:: Aim ::
Type every record exactly as it appears.

☆ ☆ ☆ ☆ ☆

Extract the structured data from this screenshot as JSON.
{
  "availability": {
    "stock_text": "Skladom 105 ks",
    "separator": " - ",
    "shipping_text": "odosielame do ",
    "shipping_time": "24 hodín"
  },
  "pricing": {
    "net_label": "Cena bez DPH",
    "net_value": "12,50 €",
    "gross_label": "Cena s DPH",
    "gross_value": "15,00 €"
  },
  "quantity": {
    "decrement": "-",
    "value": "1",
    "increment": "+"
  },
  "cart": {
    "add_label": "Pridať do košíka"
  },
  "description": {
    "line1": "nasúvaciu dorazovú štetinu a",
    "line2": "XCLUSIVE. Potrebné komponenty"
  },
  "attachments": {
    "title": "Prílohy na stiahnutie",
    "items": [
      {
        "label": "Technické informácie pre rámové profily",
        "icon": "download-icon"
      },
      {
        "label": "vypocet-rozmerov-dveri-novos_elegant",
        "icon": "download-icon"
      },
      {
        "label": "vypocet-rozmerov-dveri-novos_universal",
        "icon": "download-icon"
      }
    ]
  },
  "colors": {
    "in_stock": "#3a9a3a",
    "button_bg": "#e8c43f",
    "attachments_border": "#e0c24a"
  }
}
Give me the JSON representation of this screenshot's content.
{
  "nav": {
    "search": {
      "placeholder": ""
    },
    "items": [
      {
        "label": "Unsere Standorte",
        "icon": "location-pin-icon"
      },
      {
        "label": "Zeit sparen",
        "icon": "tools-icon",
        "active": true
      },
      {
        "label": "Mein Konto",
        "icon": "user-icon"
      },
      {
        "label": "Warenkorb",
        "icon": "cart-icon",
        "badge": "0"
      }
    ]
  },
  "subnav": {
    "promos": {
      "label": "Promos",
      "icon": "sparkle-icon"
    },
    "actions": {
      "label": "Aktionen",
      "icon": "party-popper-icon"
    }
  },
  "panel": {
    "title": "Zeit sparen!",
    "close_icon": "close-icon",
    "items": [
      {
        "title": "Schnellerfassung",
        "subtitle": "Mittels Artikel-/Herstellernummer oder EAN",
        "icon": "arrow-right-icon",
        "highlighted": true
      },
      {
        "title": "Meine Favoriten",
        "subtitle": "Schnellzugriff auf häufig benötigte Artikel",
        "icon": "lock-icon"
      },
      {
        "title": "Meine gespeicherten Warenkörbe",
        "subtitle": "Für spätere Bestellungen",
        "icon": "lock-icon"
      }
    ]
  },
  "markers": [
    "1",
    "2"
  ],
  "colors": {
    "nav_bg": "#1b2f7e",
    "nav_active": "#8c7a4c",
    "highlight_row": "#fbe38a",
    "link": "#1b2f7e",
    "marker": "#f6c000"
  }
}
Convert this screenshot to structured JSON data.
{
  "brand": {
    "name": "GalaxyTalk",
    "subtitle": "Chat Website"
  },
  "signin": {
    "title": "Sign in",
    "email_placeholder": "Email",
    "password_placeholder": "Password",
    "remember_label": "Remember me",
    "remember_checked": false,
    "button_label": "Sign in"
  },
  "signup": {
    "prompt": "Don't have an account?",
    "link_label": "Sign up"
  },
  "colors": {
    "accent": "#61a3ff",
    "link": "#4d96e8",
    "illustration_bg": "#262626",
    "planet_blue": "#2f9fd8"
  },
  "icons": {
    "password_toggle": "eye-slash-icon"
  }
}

☆ ☆ ☆ ☆ ☆

:: Finished task ::
Extract the structured data from this screenshot as JSON.
{
  "availability": {
    "stock_text": "Skladom 105 ks",
    "separator": " - ",
    "shipping_text": "odosielame do ",
    "shipping_time": "24 hodín"
  },
  "pricing": {
    "net_label": "Cena bez DPH",
    "net_value": "12,50 €",
    "gross_label": "Cena s DPH",
    "gross_value": "15,00 €"
  },
  "quantity": {
    "decrement": "-",
    "value": "1",
    "increment": "+"
  },
  "cart": {
    "add_label": "Pridať do košíka"
  },
  "description": {
    "line1": "nasúvaciu dorazovú štetinu a",
    "line2": "XCLUSIVE. Potrebné komponenty"
  },
  "attachments": {
    "title": "Prílohy na stiahnutie",
    "items": [
      {
        "label": "Technické informácie pre rámové profily",
        "icon": "download-icon"
      },
      {
        "label": "vypocet-rozmerov-dveri-novos_elegant",
        "icon": "download-icon"
      },
      {
        "label": "vypocet-rozmerov-dveri-novos_universal",
        "icon": "download-icon"
      }
    ]
  },
  "colors": {
    "in_stock": "#3a9a3a",
    "button_bg": "#e8c43f",
    "attachments_border": "#e0c24a"
  }
}
Give me the JSON representation of this screenshot's content.
{
  "nav": {
    "search": {
      "placeholder": ""
    },
    "items": [
      {
        "label": "Unsere Standorte",
        "icon": "location-pin-icon"
      },
      {
        "label": "Zeit sparen",
        "icon": "tools-icon",
        "active": true
      },
      {
        "label": "Mein Konto",
        "icon": "user-icon"
      },
      {
        "label": "Warenkorb",
        "icon": "cart-icon",
        "badge": "0"
      }
    ]
  },
  "subnav": {
    "promos": {
      "label": "Promos",
      "icon": "sparkle-icon"
    },
    "actions": {
      "label": "Aktionen",
      "icon": "party-popper-icon"
    }
  },
  "panel": {
    "title": "Zeit sparen!",
    "close_icon": "close-icon",
    "items": [
      {
        "title": "Schnellerfassung",
        "subtitle": "Mittels Artikel-/Herstellernummer oder EAN",
        "icon": "arrow-right-icon",
        "highlighted": true
      },
      {
        "title": "Meine Favoriten",
        "subtitle": "Schnellzugriff auf häufig benötigte Artikel",
        "icon": "lock-icon"
      },
      {
        "title": "Meine gespeicherten Warenkörbe",
        "subtitle": "Für spätere Bestellungen",
        "icon": "lock-icon"
      }
    ]
  },
  "markers": [
    "1",
    "2"
  ],
  "colors": {
    "nav_bg": "#1b2f7e",
    "nav_active": "#8c7a4c",
    "highlight_row": "#fbe38a",
    "link": "#1b2f7e",
    "marker": "#f6c000"
  }
}
Convert this screenshot to structured JSON data.
{
  "brand": {
    "name": "GalaxyTalk",
    "subtitle": "Chat Website"
  },
  "signin": {
    "title": "Sign in",
    "email_placeholder": "Email",
    "password_placeholder": "Password",
    "remember_label": "Remember me",
    "remember_checked": false,
    "button_label": "Sign in"
  },
  "signup": {
    "prompt": "Don't have an account?",
    "link_label": "Sign up"
  },
  "colors": {
    "accent": "#61a3ff",
    "link": "#4d96e8",
    "illustration_bg": "#262626",
    "planet_blue": "#2f9fd8"
  },
  "icons": {
    "password_toggle": "eye-slash-icon"
  }
}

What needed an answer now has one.